======== Data to use
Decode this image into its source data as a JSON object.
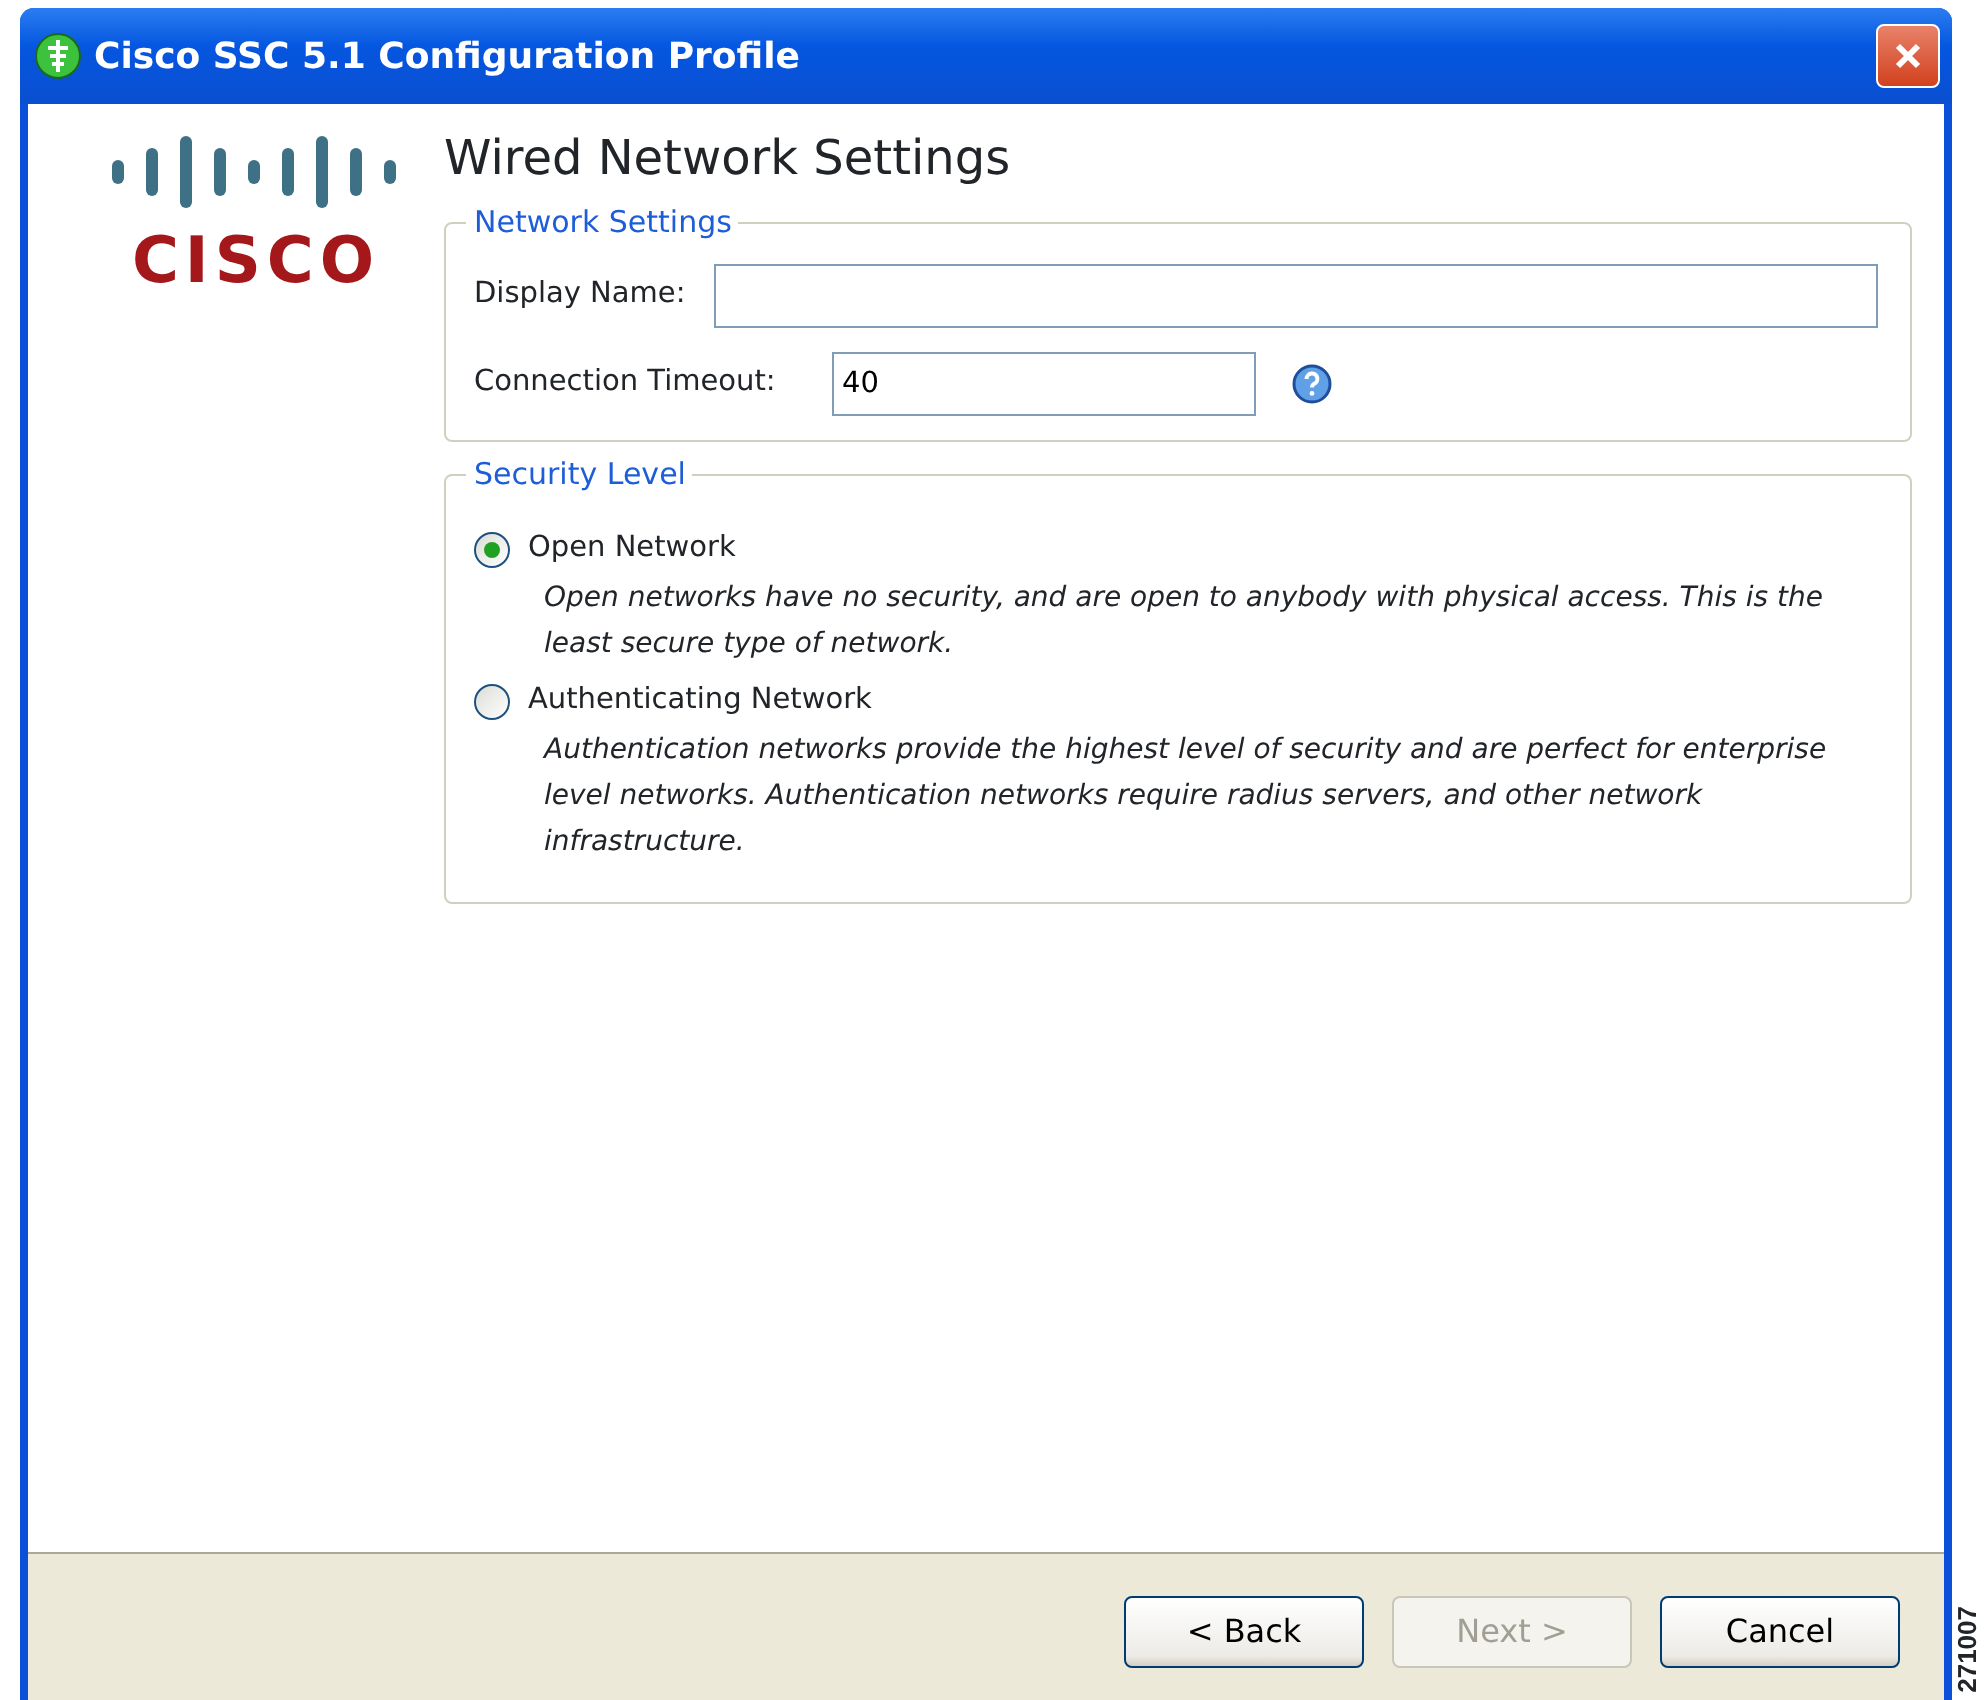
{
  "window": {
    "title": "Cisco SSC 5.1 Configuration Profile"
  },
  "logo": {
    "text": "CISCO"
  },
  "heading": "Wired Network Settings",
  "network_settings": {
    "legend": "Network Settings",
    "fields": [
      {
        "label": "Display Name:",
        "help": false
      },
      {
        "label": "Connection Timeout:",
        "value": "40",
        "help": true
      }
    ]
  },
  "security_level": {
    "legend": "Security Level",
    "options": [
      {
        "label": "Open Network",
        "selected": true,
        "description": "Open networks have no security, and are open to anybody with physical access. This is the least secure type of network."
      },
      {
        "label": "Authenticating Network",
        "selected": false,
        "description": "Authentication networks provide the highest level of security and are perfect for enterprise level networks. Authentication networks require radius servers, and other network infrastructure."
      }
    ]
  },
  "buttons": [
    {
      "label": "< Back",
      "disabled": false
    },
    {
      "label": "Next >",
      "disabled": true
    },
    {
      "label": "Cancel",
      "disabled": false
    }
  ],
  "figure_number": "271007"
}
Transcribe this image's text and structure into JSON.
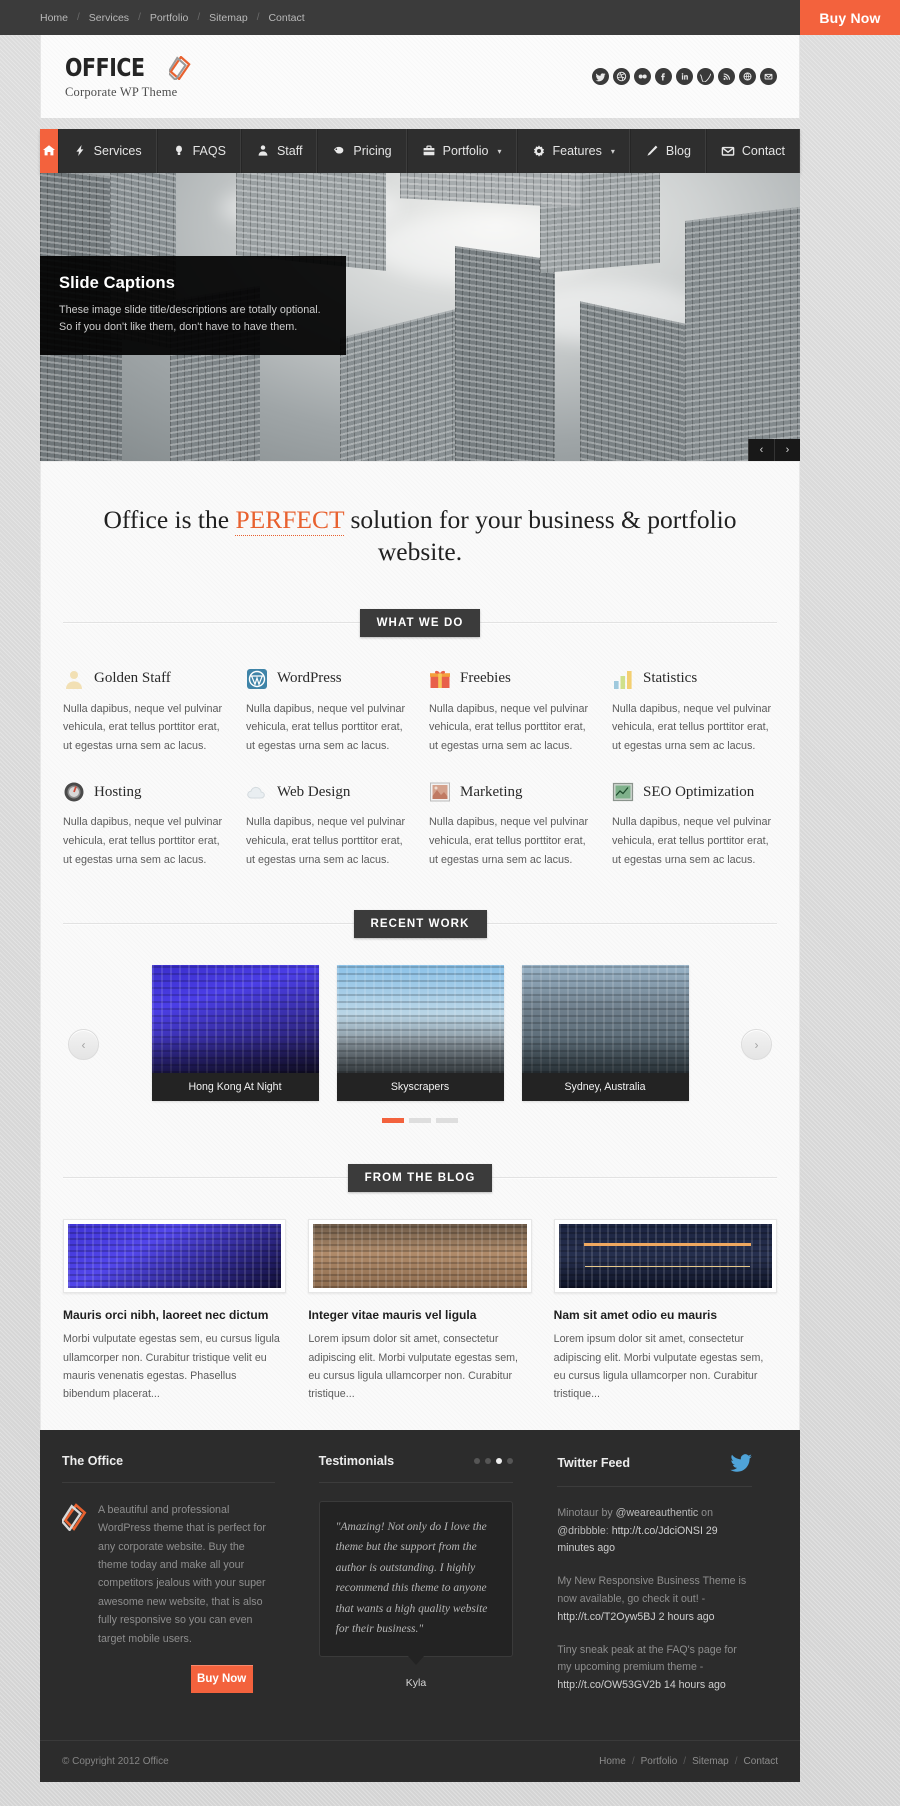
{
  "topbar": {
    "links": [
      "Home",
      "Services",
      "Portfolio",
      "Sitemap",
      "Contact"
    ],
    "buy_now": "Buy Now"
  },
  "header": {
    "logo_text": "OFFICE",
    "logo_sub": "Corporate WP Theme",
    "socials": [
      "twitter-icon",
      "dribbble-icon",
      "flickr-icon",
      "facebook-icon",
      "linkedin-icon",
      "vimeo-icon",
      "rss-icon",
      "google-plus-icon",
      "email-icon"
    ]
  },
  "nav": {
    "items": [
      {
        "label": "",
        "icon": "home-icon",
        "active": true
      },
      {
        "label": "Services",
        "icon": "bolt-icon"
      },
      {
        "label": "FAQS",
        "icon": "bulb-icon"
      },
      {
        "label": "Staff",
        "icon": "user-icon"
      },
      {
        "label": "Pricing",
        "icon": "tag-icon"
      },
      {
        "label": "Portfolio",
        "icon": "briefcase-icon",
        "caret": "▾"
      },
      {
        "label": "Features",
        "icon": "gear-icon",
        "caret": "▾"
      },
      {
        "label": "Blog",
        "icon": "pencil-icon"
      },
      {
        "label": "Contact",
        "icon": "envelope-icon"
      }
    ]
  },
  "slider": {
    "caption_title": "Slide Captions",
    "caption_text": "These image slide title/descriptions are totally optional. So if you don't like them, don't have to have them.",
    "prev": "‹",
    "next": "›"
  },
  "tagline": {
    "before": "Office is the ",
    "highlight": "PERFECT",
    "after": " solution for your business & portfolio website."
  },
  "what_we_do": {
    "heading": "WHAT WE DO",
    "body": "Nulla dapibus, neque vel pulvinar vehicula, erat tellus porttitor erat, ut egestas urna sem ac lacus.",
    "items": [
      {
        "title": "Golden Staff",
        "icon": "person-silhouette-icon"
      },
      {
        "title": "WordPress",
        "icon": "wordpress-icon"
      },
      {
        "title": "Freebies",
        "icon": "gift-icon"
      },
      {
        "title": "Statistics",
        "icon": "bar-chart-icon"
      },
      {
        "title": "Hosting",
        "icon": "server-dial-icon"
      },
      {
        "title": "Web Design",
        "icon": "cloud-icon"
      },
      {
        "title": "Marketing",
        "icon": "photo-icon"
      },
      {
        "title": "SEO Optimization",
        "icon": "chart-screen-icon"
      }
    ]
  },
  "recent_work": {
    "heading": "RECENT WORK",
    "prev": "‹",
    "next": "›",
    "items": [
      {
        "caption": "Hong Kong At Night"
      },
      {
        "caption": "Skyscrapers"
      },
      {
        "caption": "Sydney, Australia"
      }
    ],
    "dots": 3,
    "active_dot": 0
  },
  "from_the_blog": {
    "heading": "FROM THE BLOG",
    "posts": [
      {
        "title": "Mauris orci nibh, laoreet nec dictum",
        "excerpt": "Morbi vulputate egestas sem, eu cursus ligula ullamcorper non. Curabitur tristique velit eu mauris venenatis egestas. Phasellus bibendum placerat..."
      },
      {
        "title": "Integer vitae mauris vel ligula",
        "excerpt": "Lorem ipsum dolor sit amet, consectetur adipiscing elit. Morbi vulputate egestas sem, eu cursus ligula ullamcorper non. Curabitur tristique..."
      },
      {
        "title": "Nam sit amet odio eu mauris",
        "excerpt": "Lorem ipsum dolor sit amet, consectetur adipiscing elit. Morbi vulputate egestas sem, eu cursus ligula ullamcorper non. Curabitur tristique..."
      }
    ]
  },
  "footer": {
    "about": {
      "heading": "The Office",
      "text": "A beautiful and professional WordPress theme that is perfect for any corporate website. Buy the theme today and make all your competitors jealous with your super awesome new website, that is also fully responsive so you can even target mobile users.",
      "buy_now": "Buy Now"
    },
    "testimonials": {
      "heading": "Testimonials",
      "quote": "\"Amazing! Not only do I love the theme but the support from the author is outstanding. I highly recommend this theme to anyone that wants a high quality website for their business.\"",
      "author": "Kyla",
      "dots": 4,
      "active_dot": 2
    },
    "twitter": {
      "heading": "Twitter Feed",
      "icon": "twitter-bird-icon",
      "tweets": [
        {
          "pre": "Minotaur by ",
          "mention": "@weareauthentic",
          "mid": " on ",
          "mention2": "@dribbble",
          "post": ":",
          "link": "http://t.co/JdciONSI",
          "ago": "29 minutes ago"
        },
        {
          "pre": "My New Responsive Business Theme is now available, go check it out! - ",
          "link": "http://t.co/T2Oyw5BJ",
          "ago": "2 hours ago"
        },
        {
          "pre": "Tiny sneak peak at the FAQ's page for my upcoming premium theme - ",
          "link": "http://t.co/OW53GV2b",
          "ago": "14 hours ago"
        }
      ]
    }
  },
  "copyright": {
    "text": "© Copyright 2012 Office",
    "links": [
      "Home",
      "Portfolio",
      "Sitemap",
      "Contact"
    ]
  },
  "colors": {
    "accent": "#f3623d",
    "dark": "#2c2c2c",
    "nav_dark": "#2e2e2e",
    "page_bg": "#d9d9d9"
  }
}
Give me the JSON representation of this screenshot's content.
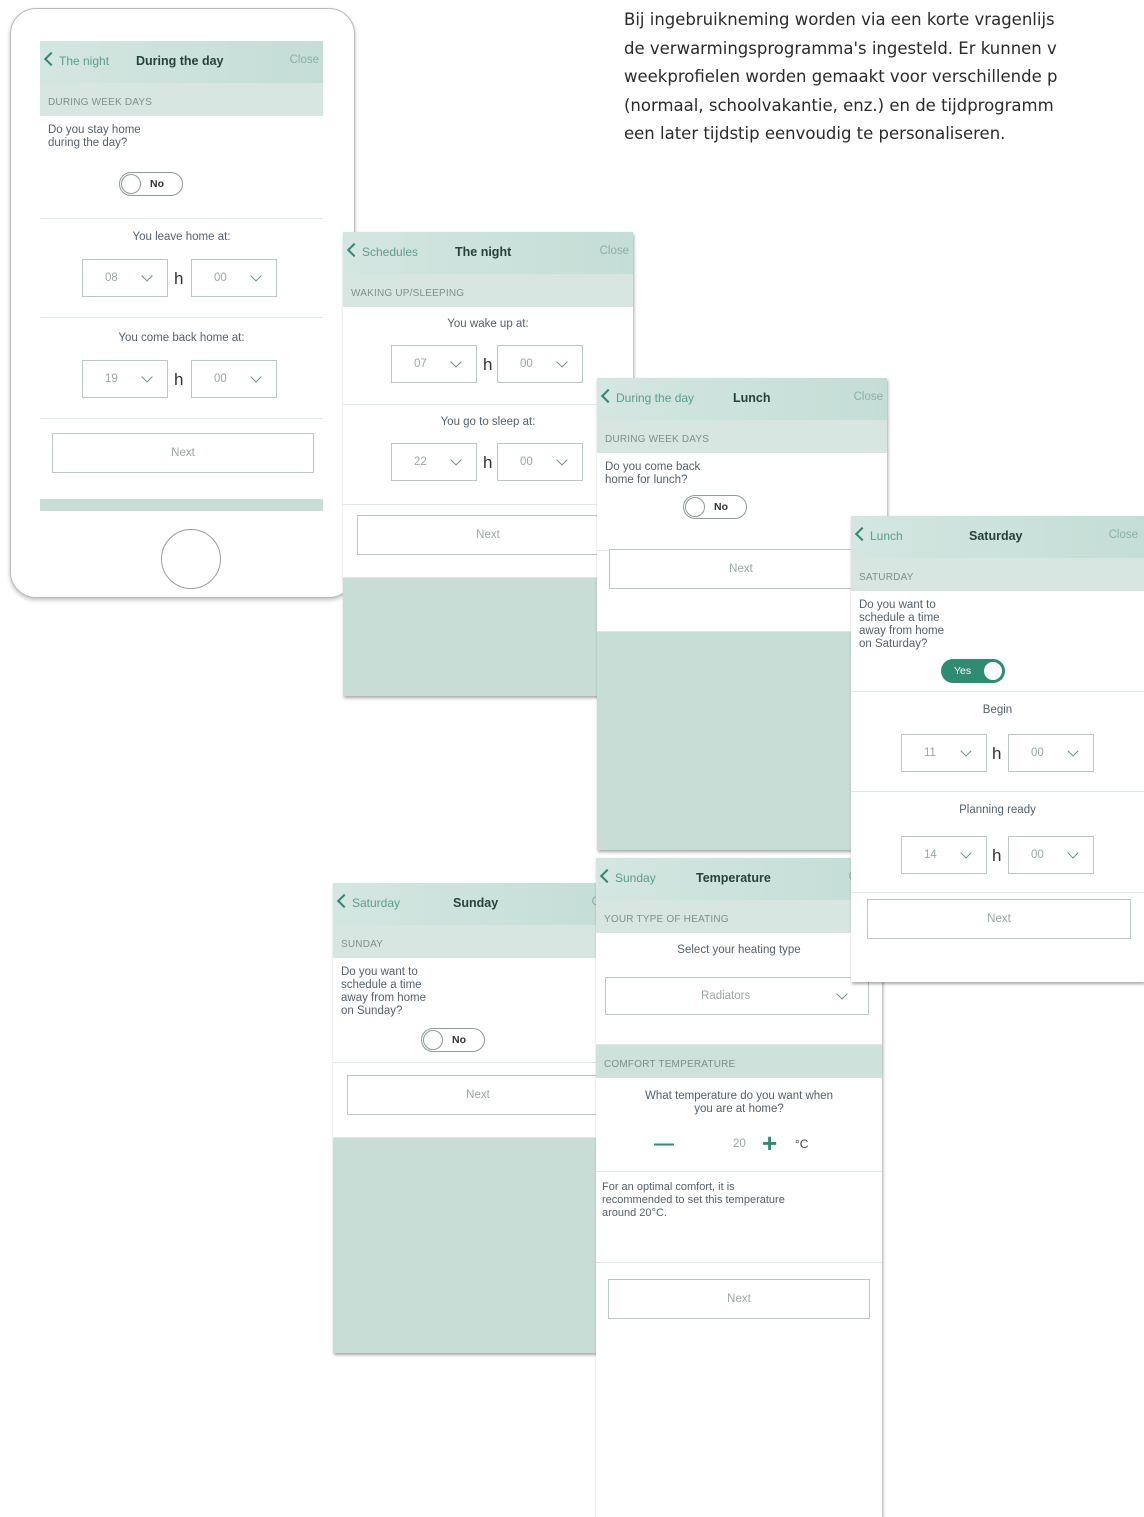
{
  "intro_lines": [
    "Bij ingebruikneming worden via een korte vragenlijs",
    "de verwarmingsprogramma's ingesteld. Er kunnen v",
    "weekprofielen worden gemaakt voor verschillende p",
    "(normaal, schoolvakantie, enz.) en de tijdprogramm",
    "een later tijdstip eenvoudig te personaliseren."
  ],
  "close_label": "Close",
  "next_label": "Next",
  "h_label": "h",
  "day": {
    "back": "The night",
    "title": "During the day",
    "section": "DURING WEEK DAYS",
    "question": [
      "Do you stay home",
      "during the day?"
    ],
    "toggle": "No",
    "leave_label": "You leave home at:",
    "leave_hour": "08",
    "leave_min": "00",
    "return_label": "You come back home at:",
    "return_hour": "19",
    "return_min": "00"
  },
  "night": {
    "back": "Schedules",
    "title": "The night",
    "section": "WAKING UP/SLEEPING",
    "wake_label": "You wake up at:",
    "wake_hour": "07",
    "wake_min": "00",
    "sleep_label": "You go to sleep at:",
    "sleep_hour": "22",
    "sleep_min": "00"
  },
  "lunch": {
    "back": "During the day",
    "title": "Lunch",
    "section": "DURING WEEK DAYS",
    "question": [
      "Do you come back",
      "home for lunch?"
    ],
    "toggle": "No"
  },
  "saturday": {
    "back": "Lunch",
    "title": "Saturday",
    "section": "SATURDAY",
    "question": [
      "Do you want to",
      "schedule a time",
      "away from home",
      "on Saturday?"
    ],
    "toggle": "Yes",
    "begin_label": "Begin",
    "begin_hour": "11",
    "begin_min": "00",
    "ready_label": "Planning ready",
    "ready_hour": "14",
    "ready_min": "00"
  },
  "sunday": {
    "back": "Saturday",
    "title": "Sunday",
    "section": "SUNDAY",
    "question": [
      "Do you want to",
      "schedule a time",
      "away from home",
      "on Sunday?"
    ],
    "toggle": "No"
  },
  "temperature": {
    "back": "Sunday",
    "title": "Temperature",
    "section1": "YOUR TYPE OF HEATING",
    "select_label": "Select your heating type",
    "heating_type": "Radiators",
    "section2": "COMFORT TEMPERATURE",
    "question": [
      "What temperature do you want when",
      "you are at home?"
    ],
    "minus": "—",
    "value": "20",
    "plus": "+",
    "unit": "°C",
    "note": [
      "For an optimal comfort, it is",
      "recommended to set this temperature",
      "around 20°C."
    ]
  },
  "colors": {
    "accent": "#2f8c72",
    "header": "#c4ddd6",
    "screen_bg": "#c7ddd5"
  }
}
================
### Instructions for the task
Look through the data above. Copy every line with the string "that" in it.

### Final result
      "text": "A beautiful and professional WordPress theme that is perfect for any corporate website. Buy the theme today and make all your competitors jealous with your super awesome new website, that is also fully responsive so you can even target mobile users.",
      "quote": "\"Amazing! Not only do I love the theme but the support from the author is outstanding. I highly recommend this theme to anyone that wants a high quality website for their business.\"",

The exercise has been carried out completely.